THE TASK – Each line of the material below is to be given again exactly.

(Beginning of DATA SECTION)

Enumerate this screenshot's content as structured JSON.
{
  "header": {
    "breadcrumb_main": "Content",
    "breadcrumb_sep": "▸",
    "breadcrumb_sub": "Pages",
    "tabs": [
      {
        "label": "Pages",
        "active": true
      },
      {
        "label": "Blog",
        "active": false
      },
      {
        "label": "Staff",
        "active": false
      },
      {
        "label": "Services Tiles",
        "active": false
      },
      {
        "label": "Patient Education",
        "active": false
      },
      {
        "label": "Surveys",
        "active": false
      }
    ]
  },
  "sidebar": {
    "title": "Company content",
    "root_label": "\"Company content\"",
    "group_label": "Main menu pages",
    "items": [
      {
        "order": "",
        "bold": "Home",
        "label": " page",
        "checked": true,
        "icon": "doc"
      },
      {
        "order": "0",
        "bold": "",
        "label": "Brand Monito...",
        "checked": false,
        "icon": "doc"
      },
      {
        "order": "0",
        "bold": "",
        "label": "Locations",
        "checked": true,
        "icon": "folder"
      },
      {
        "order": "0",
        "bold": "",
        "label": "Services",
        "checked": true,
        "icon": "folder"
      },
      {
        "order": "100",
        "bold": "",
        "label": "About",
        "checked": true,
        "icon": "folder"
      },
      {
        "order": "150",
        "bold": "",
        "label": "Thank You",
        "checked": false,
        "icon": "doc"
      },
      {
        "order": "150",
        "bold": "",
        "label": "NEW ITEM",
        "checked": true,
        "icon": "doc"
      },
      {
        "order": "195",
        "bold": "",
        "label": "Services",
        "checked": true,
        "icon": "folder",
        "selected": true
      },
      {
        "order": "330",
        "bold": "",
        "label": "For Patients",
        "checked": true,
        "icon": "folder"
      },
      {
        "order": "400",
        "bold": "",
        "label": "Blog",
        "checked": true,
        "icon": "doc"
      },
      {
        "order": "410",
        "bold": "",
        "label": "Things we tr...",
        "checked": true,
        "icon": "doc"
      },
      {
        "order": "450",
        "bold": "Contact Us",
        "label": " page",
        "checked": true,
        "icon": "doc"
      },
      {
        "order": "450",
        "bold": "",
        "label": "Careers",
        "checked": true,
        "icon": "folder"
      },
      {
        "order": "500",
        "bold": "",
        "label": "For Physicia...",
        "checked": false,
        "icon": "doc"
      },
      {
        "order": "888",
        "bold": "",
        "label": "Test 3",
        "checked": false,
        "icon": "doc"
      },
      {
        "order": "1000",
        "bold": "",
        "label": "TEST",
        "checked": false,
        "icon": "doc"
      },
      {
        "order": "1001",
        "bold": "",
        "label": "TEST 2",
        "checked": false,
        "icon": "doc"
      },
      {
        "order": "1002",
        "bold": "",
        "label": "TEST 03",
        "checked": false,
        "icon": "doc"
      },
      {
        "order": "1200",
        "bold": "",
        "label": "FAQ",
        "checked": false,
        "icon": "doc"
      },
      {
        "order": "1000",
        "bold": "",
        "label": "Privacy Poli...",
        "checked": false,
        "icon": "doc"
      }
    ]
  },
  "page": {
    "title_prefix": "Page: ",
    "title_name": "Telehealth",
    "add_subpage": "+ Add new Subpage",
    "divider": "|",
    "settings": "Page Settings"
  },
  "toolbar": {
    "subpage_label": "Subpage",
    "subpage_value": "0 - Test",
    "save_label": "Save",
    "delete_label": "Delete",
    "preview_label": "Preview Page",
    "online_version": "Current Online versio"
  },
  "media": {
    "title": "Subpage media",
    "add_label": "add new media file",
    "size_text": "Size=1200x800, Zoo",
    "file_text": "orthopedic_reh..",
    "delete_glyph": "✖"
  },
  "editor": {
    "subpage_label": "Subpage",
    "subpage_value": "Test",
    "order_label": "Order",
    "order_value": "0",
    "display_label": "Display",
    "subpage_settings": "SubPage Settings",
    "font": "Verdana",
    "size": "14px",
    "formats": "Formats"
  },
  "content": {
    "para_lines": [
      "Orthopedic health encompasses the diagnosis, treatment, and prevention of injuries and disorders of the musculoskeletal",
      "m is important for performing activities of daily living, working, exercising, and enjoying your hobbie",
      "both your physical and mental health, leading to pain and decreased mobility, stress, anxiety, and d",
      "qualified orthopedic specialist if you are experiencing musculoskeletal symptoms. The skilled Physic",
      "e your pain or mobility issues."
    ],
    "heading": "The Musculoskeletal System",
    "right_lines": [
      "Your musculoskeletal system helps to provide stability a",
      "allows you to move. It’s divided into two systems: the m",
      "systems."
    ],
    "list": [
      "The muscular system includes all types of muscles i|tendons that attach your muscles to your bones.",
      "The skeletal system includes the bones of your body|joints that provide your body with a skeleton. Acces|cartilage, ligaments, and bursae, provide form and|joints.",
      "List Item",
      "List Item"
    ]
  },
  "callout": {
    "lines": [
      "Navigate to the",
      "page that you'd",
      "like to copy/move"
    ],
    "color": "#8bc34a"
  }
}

(End of DATA SECTION)

EXERCISE RESULT –
Enumerate this screenshot's content as structured JSON.
{
  "header": {
    "breadcrumb_main": "Content",
    "breadcrumb_sep": "▸",
    "breadcrumb_sub": "Pages",
    "tabs": [
      {
        "label": "Pages",
        "active": true
      },
      {
        "label": "Blog",
        "active": false
      },
      {
        "label": "Staff",
        "active": false
      },
      {
        "label": "Services Tiles",
        "active": false
      },
      {
        "label": "Patient Education",
        "active": false
      },
      {
        "label": "Surveys",
        "active": false
      }
    ]
  },
  "sidebar": {
    "title": "Company content",
    "root_label": "\"Company content\"",
    "group_label": "Main menu pages",
    "items": [
      {
        "order": "",
        "bold": "Home",
        "label": " page",
        "checked": true,
        "icon": "doc"
      },
      {
        "order": "0",
        "bold": "",
        "label": "Brand Monito...",
        "checked": false,
        "icon": "doc"
      },
      {
        "order": "0",
        "bold": "",
        "label": "Locations",
        "checked": true,
        "icon": "folder"
      },
      {
        "order": "0",
        "bold": "",
        "label": "Services",
        "checked": true,
        "icon": "folder"
      },
      {
        "order": "100",
        "bold": "",
        "label": "About",
        "checked": true,
        "icon": "folder"
      },
      {
        "order": "150",
        "bold": "",
        "label": "Thank You",
        "checked": false,
        "icon": "doc"
      },
      {
        "order": "150",
        "bold": "",
        "label": "NEW ITEM",
        "checked": true,
        "icon": "doc"
      },
      {
        "order": "195",
        "bold": "",
        "label": "Services",
        "checked": true,
        "icon": "folder",
        "selected": true
      },
      {
        "order": "330",
        "bold": "",
        "label": "For Patients",
        "checked": true,
        "icon": "folder"
      },
      {
        "order": "400",
        "bold": "",
        "label": "Blog",
        "checked": true,
        "icon": "doc"
      },
      {
        "order": "410",
        "bold": "",
        "label": "Things we tr...",
        "checked": true,
        "icon": "doc"
      },
      {
        "order": "450",
        "bold": "Contact Us",
        "label": " page",
        "checked": true,
        "icon": "doc"
      },
      {
        "order": "450",
        "bold": "",
        "label": "Careers",
        "checked": true,
        "icon": "folder"
      },
      {
        "order": "500",
        "bold": "",
        "label": "For Physicia...",
        "checked": false,
        "icon": "doc"
      },
      {
        "order": "888",
        "bold": "",
        "label": "Test 3",
        "checked": false,
        "icon": "doc"
      },
      {
        "order": "1000",
        "bold": "",
        "label": "TEST",
        "checked": false,
        "icon": "doc"
      },
      {
        "order": "1001",
        "bold": "",
        "label": "TEST 2",
        "checked": false,
        "icon": "doc"
      },
      {
        "order": "1002",
        "bold": "",
        "label": "TEST 03",
        "checked": false,
        "icon": "doc"
      },
      {
        "order": "1200",
        "bold": "",
        "label": "FAQ",
        "checked": false,
        "icon": "doc"
      },
      {
        "order": "1000",
        "bold": "",
        "label": "Privacy Poli...",
        "checked": false,
        "icon": "doc"
      }
    ]
  },
  "page": {
    "title_prefix": "Page: ",
    "title_name": "Telehealth",
    "add_subpage": "+ Add new Subpage",
    "divider": "|",
    "settings": "Page Settings"
  },
  "toolbar": {
    "subpage_label": "Subpage",
    "subpage_value": "0 - Test",
    "save_label": "Save",
    "delete_label": "Delete",
    "preview_label": "Preview Page",
    "online_version": "Current Online versio"
  },
  "media": {
    "title": "Subpage media",
    "add_label": "add new media file",
    "size_text": "Size=1200x800, Zoo",
    "file_text": "orthopedic_reh..",
    "delete_glyph": "✖"
  },
  "editor": {
    "subpage_label": "Subpage",
    "subpage_value": "Test",
    "order_label": "Order",
    "order_value": "0",
    "display_label": "Display",
    "subpage_settings": "SubPage Settings",
    "font": "Verdana",
    "size": "14px",
    "formats": "Formats"
  },
  "content": {
    "para_lines": [
      "Orthopedic health encompasses the diagnosis, treatment, and prevention of injuries and disorders of the musculoskeletal",
      "m is important for performing activities of daily living, working, exercising, and enjoying your hobbie",
      "both your physical and mental health, leading to pain and decreased mobility, stress, anxiety, and d",
      "qualified orthopedic specialist if you are experiencing musculoskeletal symptoms. The skilled Physic",
      "e your pain or mobility issues."
    ],
    "heading": "The Musculoskeletal System",
    "right_lines": [
      "Your musculoskeletal system helps to provide stability a",
      "allows you to move. It’s divided into two systems: the m",
      "systems."
    ],
    "list": [
      "The muscular system includes all types of muscles i|tendons that attach your muscles to your bones.",
      "The skeletal system includes the bones of your body|joints that provide your body with a skeleton. Acces|cartilage, ligaments, and bursae, provide form and|joints.",
      "List Item",
      "List Item"
    ]
  },
  "callout": {
    "lines": [
      "Navigate to the",
      "page that you'd",
      "like to copy/move"
    ],
    "color": "#8bc34a"
  }
}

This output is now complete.